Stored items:
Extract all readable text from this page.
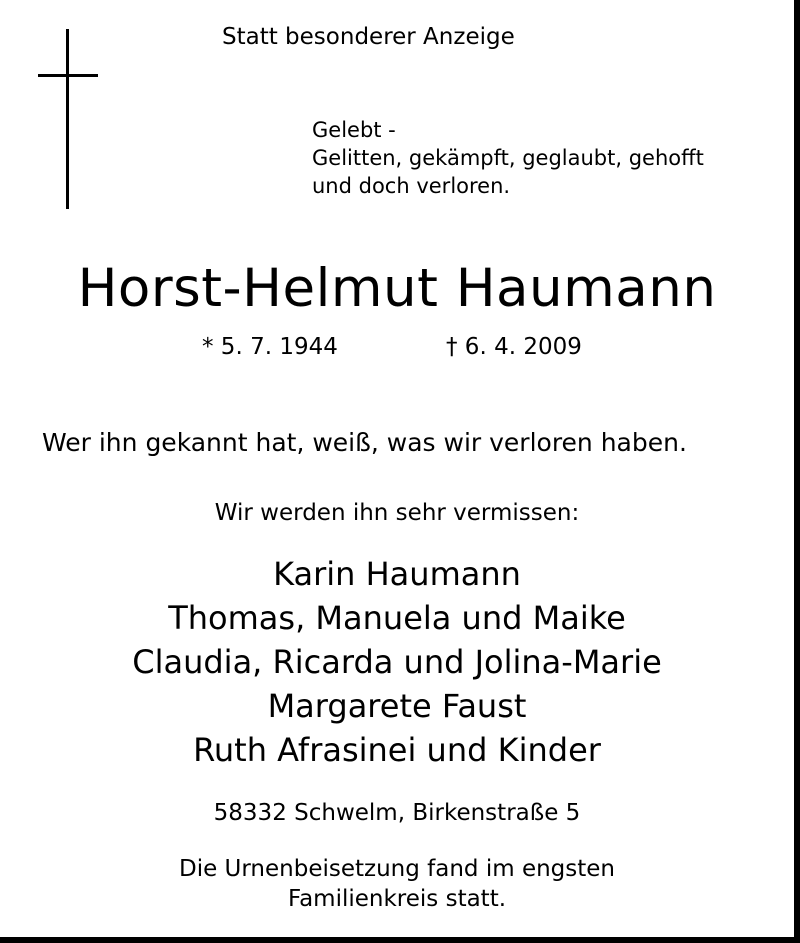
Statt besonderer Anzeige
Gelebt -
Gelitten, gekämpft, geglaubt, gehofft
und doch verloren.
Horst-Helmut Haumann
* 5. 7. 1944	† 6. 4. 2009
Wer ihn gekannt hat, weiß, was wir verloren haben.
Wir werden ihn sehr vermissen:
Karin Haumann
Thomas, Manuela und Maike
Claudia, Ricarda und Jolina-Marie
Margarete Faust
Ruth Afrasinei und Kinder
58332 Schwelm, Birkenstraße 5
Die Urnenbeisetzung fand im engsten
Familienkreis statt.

---

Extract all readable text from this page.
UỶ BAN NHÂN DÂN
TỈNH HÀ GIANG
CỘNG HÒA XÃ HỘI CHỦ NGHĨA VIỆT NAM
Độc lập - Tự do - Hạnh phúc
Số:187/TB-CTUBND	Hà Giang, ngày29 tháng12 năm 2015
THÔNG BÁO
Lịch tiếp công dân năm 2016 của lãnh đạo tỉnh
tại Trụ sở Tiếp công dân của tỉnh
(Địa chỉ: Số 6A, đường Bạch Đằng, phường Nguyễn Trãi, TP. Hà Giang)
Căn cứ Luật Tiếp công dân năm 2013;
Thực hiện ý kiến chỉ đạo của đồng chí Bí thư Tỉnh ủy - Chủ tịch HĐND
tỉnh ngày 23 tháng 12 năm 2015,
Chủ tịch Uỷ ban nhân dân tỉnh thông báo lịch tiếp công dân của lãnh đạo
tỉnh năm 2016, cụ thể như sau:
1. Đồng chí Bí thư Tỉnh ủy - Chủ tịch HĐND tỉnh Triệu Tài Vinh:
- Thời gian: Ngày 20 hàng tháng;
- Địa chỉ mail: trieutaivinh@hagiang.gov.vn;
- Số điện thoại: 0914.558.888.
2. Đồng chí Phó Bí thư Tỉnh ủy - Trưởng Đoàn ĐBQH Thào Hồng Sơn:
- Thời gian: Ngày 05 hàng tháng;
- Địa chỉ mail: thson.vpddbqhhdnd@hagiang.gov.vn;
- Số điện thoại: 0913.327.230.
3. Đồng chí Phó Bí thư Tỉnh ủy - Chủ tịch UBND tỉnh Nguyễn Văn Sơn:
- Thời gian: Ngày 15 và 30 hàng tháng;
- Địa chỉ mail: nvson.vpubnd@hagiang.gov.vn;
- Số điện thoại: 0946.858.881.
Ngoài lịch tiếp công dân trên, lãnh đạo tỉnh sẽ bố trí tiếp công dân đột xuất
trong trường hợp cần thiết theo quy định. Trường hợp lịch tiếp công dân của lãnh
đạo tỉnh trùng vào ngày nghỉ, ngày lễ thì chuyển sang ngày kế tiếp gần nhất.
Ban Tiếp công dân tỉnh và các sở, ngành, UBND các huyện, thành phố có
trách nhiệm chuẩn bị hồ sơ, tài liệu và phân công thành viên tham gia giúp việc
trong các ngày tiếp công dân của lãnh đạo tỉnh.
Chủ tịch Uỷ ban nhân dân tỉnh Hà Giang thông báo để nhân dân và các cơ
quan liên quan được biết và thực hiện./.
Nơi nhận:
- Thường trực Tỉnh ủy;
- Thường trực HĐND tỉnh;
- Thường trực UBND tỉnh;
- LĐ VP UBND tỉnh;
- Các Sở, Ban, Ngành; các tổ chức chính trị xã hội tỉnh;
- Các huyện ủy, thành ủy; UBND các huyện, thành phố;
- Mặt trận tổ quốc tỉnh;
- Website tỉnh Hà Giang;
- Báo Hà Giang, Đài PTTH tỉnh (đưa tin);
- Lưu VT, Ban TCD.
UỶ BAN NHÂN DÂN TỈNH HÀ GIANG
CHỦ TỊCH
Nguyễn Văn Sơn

==

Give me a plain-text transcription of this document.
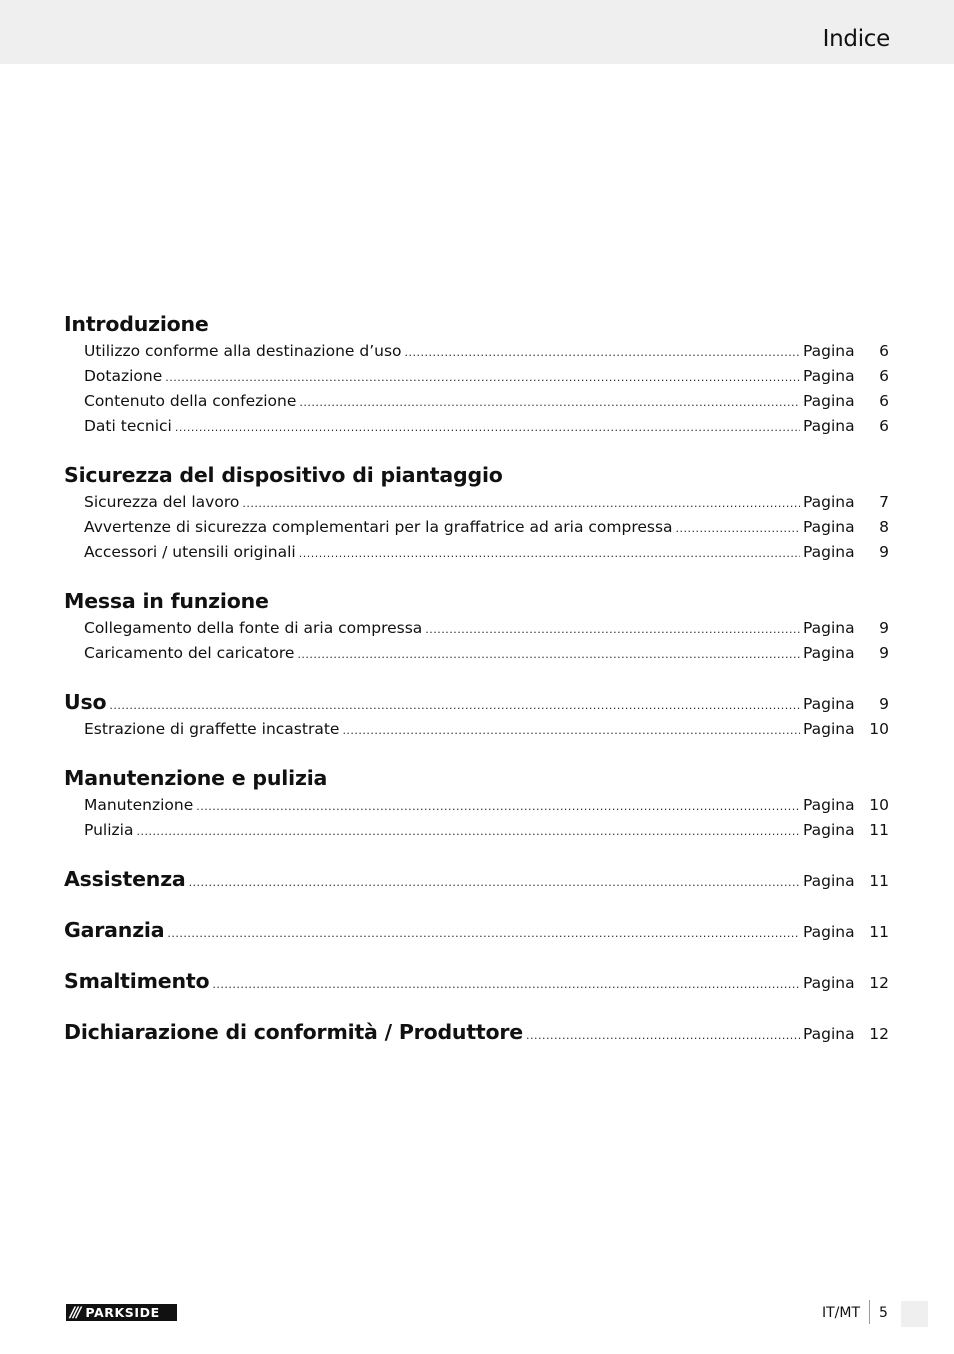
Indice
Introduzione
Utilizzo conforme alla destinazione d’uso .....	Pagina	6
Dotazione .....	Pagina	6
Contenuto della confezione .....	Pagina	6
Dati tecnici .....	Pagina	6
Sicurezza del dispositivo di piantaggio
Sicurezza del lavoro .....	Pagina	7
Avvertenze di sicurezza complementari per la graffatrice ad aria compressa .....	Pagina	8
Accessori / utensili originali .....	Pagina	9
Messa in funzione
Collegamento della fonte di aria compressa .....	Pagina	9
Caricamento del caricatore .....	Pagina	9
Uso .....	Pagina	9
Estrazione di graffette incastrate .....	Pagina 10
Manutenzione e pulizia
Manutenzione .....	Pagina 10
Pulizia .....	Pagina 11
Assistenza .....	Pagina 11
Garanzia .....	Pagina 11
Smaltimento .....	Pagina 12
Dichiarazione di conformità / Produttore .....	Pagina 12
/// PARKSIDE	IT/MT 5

> [Required task]
Pull every line containing "compressa" from the material above.

> [Output of the task]
Avvertenze di sicurezza complementari per la graffatrice ad aria compressa .....	Pagina	8
Collegamento della fonte di aria compressa .....	Pagina	9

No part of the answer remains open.